● AIM
Go through the material and write it all out exactly, minus the pictures.
* BEGIN INPUT *
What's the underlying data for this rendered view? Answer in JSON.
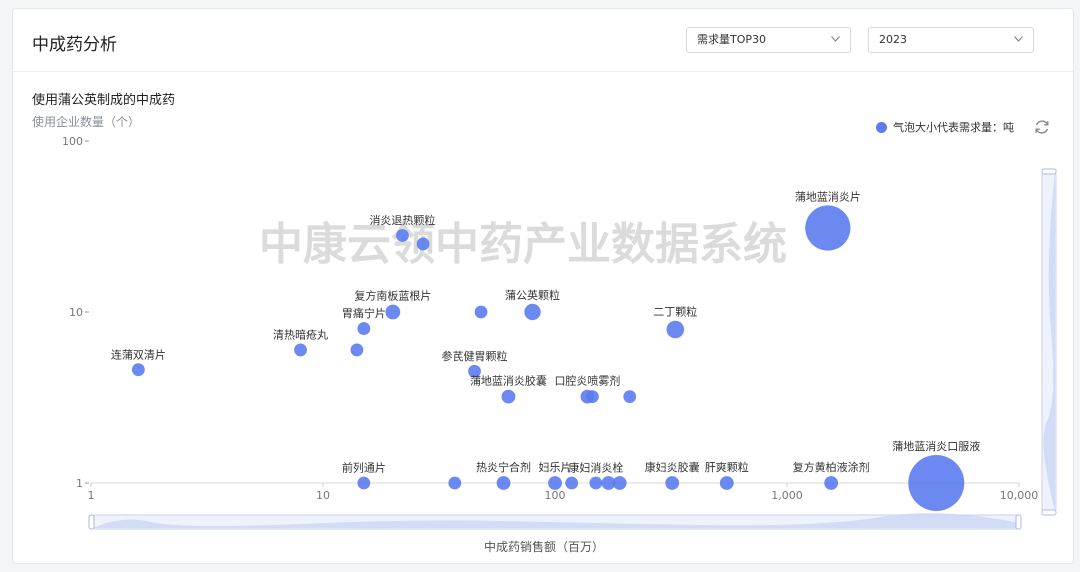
{
  "page": {
    "title": "中成药分析",
    "metric_select": "需求量TOP30",
    "year_select": "2023",
    "watermark": "中康云领中药产业数据系统"
  },
  "chart_data": {
    "type": "scatter",
    "title": "使用蒲公英制成的中成药",
    "xlabel": "中成药销售额（百万）",
    "ylabel": "使用企业数量（个）",
    "x_scale": "log",
    "y_scale": "log",
    "xlim": [
      1,
      10000
    ],
    "ylim": [
      1,
      100
    ],
    "x_ticks": [
      "1",
      "10",
      "100",
      "1,000",
      "10,000"
    ],
    "y_ticks": [
      "1",
      "10",
      "100"
    ],
    "legend": {
      "label": "气泡大小代表需求量：吨",
      "placement": "top-right"
    },
    "color": "#5b7cf0",
    "points": [
      {
        "x": 1.6,
        "y": 4.6,
        "size": 1,
        "label": "连蒲双清片"
      },
      {
        "x": 8,
        "y": 6,
        "size": 1,
        "label": "清热暗疮丸"
      },
      {
        "x": 14,
        "y": 6,
        "size": 1,
        "label": ""
      },
      {
        "x": 15,
        "y": 1,
        "size": 1,
        "label": "前列通片"
      },
      {
        "x": 15,
        "y": 8,
        "size": 1,
        "label": "胃痛宁片"
      },
      {
        "x": 20,
        "y": 10,
        "size": 2,
        "label": "复方南板蓝根片"
      },
      {
        "x": 22,
        "y": 28,
        "size": 1,
        "label": "消炎退热颗粒"
      },
      {
        "x": 27,
        "y": 25,
        "size": 1,
        "label": ""
      },
      {
        "x": 37,
        "y": 1,
        "size": 1,
        "label": ""
      },
      {
        "x": 45,
        "y": 4.5,
        "size": 1,
        "label": "参芪健胃颗粒"
      },
      {
        "x": 48,
        "y": 10,
        "size": 1,
        "label": ""
      },
      {
        "x": 60,
        "y": 1,
        "size": 1.5,
        "label": "热炎宁合剂"
      },
      {
        "x": 63,
        "y": 3.2,
        "size": 1.5,
        "label": "蒲地蓝消炎胶囊"
      },
      {
        "x": 80,
        "y": 10,
        "size": 3,
        "label": "蒲公英颗粒"
      },
      {
        "x": 100,
        "y": 1,
        "size": 1.5,
        "label": "妇乐片"
      },
      {
        "x": 118,
        "y": 1,
        "size": 1,
        "label": ""
      },
      {
        "x": 138,
        "y": 3.2,
        "size": 1.5,
        "label": "口腔炎喷雾剂"
      },
      {
        "x": 145,
        "y": 3.2,
        "size": 1,
        "label": ""
      },
      {
        "x": 150,
        "y": 1,
        "size": 1,
        "label": "康妇消炎栓"
      },
      {
        "x": 170,
        "y": 1,
        "size": 1.5,
        "label": ""
      },
      {
        "x": 190,
        "y": 1,
        "size": 1.5,
        "label": ""
      },
      {
        "x": 210,
        "y": 3.2,
        "size": 1,
        "label": ""
      },
      {
        "x": 330,
        "y": 7.9,
        "size": 4,
        "label": "二丁颗粒"
      },
      {
        "x": 320,
        "y": 1,
        "size": 1.5,
        "label": "康妇炎胶囊"
      },
      {
        "x": 550,
        "y": 1,
        "size": 1.5,
        "label": "肝爽颗粒"
      },
      {
        "x": 1550,
        "y": 1,
        "size": 1.5,
        "label": "复方黄柏液涂剂"
      },
      {
        "x": 1500,
        "y": 31,
        "size": 60,
        "label": "蒲地蓝消炎片"
      },
      {
        "x": 4400,
        "y": 1,
        "size": 100,
        "label": "蒲地蓝消炎口服液"
      }
    ]
  }
}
* END INPUT *
● RESPONSE TO THE TASK
What's the underlying data for this rendered view? Answer in JSON.
{
  "page": {
    "title": "中成药分析",
    "metric_select": "需求量TOP30",
    "year_select": "2023",
    "watermark": "中康云领中药产业数据系统"
  },
  "chart_data": {
    "type": "scatter",
    "title": "使用蒲公英制成的中成药",
    "xlabel": "中成药销售额（百万）",
    "ylabel": "使用企业数量（个）",
    "x_scale": "log",
    "y_scale": "log",
    "xlim": [
      1,
      10000
    ],
    "ylim": [
      1,
      100
    ],
    "x_ticks": [
      "1",
      "10",
      "100",
      "1,000",
      "10,000"
    ],
    "y_ticks": [
      "1",
      "10",
      "100"
    ],
    "legend": {
      "label": "气泡大小代表需求量：吨",
      "placement": "top-right"
    },
    "color": "#5b7cf0",
    "points": [
      {
        "x": 1.6,
        "y": 4.6,
        "size": 1,
        "label": "连蒲双清片"
      },
      {
        "x": 8,
        "y": 6,
        "size": 1,
        "label": "清热暗疮丸"
      },
      {
        "x": 14,
        "y": 6,
        "size": 1,
        "label": ""
      },
      {
        "x": 15,
        "y": 1,
        "size": 1,
        "label": "前列通片"
      },
      {
        "x": 15,
        "y": 8,
        "size": 1,
        "label": "胃痛宁片"
      },
      {
        "x": 20,
        "y": 10,
        "size": 2,
        "label": "复方南板蓝根片"
      },
      {
        "x": 22,
        "y": 28,
        "size": 1,
        "label": "消炎退热颗粒"
      },
      {
        "x": 27,
        "y": 25,
        "size": 1,
        "label": ""
      },
      {
        "x": 37,
        "y": 1,
        "size": 1,
        "label": ""
      },
      {
        "x": 45,
        "y": 4.5,
        "size": 1,
        "label": "参芪健胃颗粒"
      },
      {
        "x": 48,
        "y": 10,
        "size": 1,
        "label": ""
      },
      {
        "x": 60,
        "y": 1,
        "size": 1.5,
        "label": "热炎宁合剂"
      },
      {
        "x": 63,
        "y": 3.2,
        "size": 1.5,
        "label": "蒲地蓝消炎胶囊"
      },
      {
        "x": 80,
        "y": 10,
        "size": 3,
        "label": "蒲公英颗粒"
      },
      {
        "x": 100,
        "y": 1,
        "size": 1.5,
        "label": "妇乐片"
      },
      {
        "x": 118,
        "y": 1,
        "size": 1,
        "label": ""
      },
      {
        "x": 138,
        "y": 3.2,
        "size": 1.5,
        "label": "口腔炎喷雾剂"
      },
      {
        "x": 145,
        "y": 3.2,
        "size": 1,
        "label": ""
      },
      {
        "x": 150,
        "y": 1,
        "size": 1,
        "label": "康妇消炎栓"
      },
      {
        "x": 170,
        "y": 1,
        "size": 1.5,
        "label": ""
      },
      {
        "x": 190,
        "y": 1,
        "size": 1.5,
        "label": ""
      },
      {
        "x": 210,
        "y": 3.2,
        "size": 1,
        "label": ""
      },
      {
        "x": 330,
        "y": 7.9,
        "size": 4,
        "label": "二丁颗粒"
      },
      {
        "x": 320,
        "y": 1,
        "size": 1.5,
        "label": "康妇炎胶囊"
      },
      {
        "x": 550,
        "y": 1,
        "size": 1.5,
        "label": "肝爽颗粒"
      },
      {
        "x": 1550,
        "y": 1,
        "size": 1.5,
        "label": "复方黄柏液涂剂"
      },
      {
        "x": 1500,
        "y": 31,
        "size": 60,
        "label": "蒲地蓝消炎片"
      },
      {
        "x": 4400,
        "y": 1,
        "size": 100,
        "label": "蒲地蓝消炎口服液"
      }
    ]
  }
}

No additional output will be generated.